(Requirements) Set down, in full, every record in the block.

(Figure content listings)
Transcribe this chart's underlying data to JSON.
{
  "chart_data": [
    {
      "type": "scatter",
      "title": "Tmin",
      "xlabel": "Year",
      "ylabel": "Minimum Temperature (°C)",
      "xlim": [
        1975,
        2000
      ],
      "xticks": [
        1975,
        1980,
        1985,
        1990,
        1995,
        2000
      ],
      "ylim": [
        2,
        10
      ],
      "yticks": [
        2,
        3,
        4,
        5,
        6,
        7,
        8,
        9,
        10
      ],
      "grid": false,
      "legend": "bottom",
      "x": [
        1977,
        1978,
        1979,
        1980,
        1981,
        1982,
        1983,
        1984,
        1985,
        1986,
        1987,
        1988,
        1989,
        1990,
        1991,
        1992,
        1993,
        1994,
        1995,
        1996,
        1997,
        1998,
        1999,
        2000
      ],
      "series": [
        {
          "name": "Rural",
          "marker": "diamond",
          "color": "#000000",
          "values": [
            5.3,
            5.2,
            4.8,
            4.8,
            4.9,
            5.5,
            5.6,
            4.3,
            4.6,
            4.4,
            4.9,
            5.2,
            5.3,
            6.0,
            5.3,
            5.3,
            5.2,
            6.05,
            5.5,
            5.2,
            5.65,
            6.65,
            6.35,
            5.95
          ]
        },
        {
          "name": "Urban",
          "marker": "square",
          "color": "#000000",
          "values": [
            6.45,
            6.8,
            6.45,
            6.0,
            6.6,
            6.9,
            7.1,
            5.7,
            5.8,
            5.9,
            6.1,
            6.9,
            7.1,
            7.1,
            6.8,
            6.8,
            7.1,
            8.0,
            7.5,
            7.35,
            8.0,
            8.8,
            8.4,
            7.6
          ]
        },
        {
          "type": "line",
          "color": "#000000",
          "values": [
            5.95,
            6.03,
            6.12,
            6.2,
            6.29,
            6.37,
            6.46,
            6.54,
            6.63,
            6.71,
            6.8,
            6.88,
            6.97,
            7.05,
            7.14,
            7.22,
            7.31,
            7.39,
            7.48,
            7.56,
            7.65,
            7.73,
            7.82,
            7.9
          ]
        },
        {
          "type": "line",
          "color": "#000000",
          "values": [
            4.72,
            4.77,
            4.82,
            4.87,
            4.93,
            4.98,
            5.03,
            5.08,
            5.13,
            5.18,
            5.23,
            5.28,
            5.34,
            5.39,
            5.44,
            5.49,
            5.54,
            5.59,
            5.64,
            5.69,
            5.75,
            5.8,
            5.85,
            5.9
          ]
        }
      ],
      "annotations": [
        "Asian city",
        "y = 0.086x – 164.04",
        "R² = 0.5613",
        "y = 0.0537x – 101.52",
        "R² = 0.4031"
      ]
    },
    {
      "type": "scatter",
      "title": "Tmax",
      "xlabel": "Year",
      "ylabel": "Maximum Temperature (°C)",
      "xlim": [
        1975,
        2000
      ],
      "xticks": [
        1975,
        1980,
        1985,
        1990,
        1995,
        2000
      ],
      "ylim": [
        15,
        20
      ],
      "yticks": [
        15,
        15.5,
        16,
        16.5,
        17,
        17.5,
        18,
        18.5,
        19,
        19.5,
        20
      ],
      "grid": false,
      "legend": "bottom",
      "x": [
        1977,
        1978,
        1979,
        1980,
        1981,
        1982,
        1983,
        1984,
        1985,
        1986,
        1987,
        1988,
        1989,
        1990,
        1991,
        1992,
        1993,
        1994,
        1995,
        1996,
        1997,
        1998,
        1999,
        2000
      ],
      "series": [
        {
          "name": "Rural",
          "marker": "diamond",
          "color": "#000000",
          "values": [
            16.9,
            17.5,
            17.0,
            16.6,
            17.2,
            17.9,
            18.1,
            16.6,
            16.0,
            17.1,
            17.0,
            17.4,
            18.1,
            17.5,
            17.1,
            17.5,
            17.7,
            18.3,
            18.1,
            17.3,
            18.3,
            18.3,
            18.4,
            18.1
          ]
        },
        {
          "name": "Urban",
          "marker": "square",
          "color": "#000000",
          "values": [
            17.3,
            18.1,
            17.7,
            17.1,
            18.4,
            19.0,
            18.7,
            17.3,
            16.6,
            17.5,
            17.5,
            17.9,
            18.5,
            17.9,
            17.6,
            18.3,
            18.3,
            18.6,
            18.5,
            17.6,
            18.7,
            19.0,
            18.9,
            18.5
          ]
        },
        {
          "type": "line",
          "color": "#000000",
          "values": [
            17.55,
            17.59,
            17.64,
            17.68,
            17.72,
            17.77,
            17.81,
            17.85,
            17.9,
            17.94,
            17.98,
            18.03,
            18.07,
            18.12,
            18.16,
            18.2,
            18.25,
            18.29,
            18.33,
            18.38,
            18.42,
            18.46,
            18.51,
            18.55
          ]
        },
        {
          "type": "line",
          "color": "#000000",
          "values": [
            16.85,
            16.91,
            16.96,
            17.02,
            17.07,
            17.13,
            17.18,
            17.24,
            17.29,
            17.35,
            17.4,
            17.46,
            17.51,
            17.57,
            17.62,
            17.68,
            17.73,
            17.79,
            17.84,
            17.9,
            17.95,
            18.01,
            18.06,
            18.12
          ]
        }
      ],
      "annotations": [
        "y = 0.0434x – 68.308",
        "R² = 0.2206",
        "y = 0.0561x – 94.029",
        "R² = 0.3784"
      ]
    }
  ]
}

(The reply)
Transcribe this chart's underlying data to JSON.
{
  "chart_data": [
    {
      "type": "scatter",
      "title": "Tmin",
      "xlabel": "Year",
      "ylabel": "Minimum Temperature (°C)",
      "xlim": [
        1975,
        2000
      ],
      "xticks": [
        1975,
        1980,
        1985,
        1990,
        1995,
        2000
      ],
      "ylim": [
        2,
        10
      ],
      "yticks": [
        2,
        3,
        4,
        5,
        6,
        7,
        8,
        9,
        10
      ],
      "grid": false,
      "legend": "bottom",
      "x": [
        1977,
        1978,
        1979,
        1980,
        1981,
        1982,
        1983,
        1984,
        1985,
        1986,
        1987,
        1988,
        1989,
        1990,
        1991,
        1992,
        1993,
        1994,
        1995,
        1996,
        1997,
        1998,
        1999,
        2000
      ],
      "series": [
        {
          "name": "Rural",
          "marker": "diamond",
          "color": "#000000",
          "values": [
            5.3,
            5.2,
            4.8,
            4.8,
            4.9,
            5.5,
            5.6,
            4.3,
            4.6,
            4.4,
            4.9,
            5.2,
            5.3,
            6.0,
            5.3,
            5.3,
            5.2,
            6.05,
            5.5,
            5.2,
            5.65,
            6.65,
            6.35,
            5.95
          ]
        },
        {
          "name": "Urban",
          "marker": "square",
          "color": "#000000",
          "values": [
            6.45,
            6.8,
            6.45,
            6.0,
            6.6,
            6.9,
            7.1,
            5.7,
            5.8,
            5.9,
            6.1,
            6.9,
            7.1,
            7.1,
            6.8,
            6.8,
            7.1,
            8.0,
            7.5,
            7.35,
            8.0,
            8.8,
            8.4,
            7.6
          ]
        },
        {
          "type": "line",
          "color": "#000000",
          "values": [
            5.95,
            6.03,
            6.12,
            6.2,
            6.29,
            6.37,
            6.46,
            6.54,
            6.63,
            6.71,
            6.8,
            6.88,
            6.97,
            7.05,
            7.14,
            7.22,
            7.31,
            7.39,
            7.48,
            7.56,
            7.65,
            7.73,
            7.82,
            7.9
          ]
        },
        {
          "type": "line",
          "color": "#000000",
          "values": [
            4.72,
            4.77,
            4.82,
            4.87,
            4.93,
            4.98,
            5.03,
            5.08,
            5.13,
            5.18,
            5.23,
            5.28,
            5.34,
            5.39,
            5.44,
            5.49,
            5.54,
            5.59,
            5.64,
            5.69,
            5.75,
            5.8,
            5.85,
            5.9
          ]
        }
      ],
      "annotations": [
        "Asian city",
        "y = 0.086x – 164.04",
        "R² = 0.5613",
        "y = 0.0537x – 101.52",
        "R² = 0.4031"
      ]
    },
    {
      "type": "scatter",
      "title": "Tmax",
      "xlabel": "Year",
      "ylabel": "Maximum Temperature (°C)",
      "xlim": [
        1975,
        2000
      ],
      "xticks": [
        1975,
        1980,
        1985,
        1990,
        1995,
        2000
      ],
      "ylim": [
        15,
        20
      ],
      "yticks": [
        15,
        15.5,
        16,
        16.5,
        17,
        17.5,
        18,
        18.5,
        19,
        19.5,
        20
      ],
      "grid": false,
      "legend": "bottom",
      "x": [
        1977,
        1978,
        1979,
        1980,
        1981,
        1982,
        1983,
        1984,
        1985,
        1986,
        1987,
        1988,
        1989,
        1990,
        1991,
        1992,
        1993,
        1994,
        1995,
        1996,
        1997,
        1998,
        1999,
        2000
      ],
      "series": [
        {
          "name": "Rural",
          "marker": "diamond",
          "color": "#000000",
          "values": [
            16.9,
            17.5,
            17.0,
            16.6,
            17.2,
            17.9,
            18.1,
            16.6,
            16.0,
            17.1,
            17.0,
            17.4,
            18.1,
            17.5,
            17.1,
            17.5,
            17.7,
            18.3,
            18.1,
            17.3,
            18.3,
            18.3,
            18.4,
            18.1
          ]
        },
        {
          "name": "Urban",
          "marker": "square",
          "color": "#000000",
          "values": [
            17.3,
            18.1,
            17.7,
            17.1,
            18.4,
            19.0,
            18.7,
            17.3,
            16.6,
            17.5,
            17.5,
            17.9,
            18.5,
            17.9,
            17.6,
            18.3,
            18.3,
            18.6,
            18.5,
            17.6,
            18.7,
            19.0,
            18.9,
            18.5
          ]
        },
        {
          "type": "line",
          "color": "#000000",
          "values": [
            17.55,
            17.59,
            17.64,
            17.68,
            17.72,
            17.77,
            17.81,
            17.85,
            17.9,
            17.94,
            17.98,
            18.03,
            18.07,
            18.12,
            18.16,
            18.2,
            18.25,
            18.29,
            18.33,
            18.38,
            18.42,
            18.46,
            18.51,
            18.55
          ]
        },
        {
          "type": "line",
          "color": "#000000",
          "values": [
            16.85,
            16.91,
            16.96,
            17.02,
            17.07,
            17.13,
            17.18,
            17.24,
            17.29,
            17.35,
            17.4,
            17.46,
            17.51,
            17.57,
            17.62,
            17.68,
            17.73,
            17.79,
            17.84,
            17.9,
            17.95,
            18.01,
            18.06,
            18.12
          ]
        }
      ],
      "annotations": [
        "y = 0.0434x – 68.308",
        "R² = 0.2206",
        "y = 0.0561x – 94.029",
        "R² = 0.3784"
      ]
    }
  ]
}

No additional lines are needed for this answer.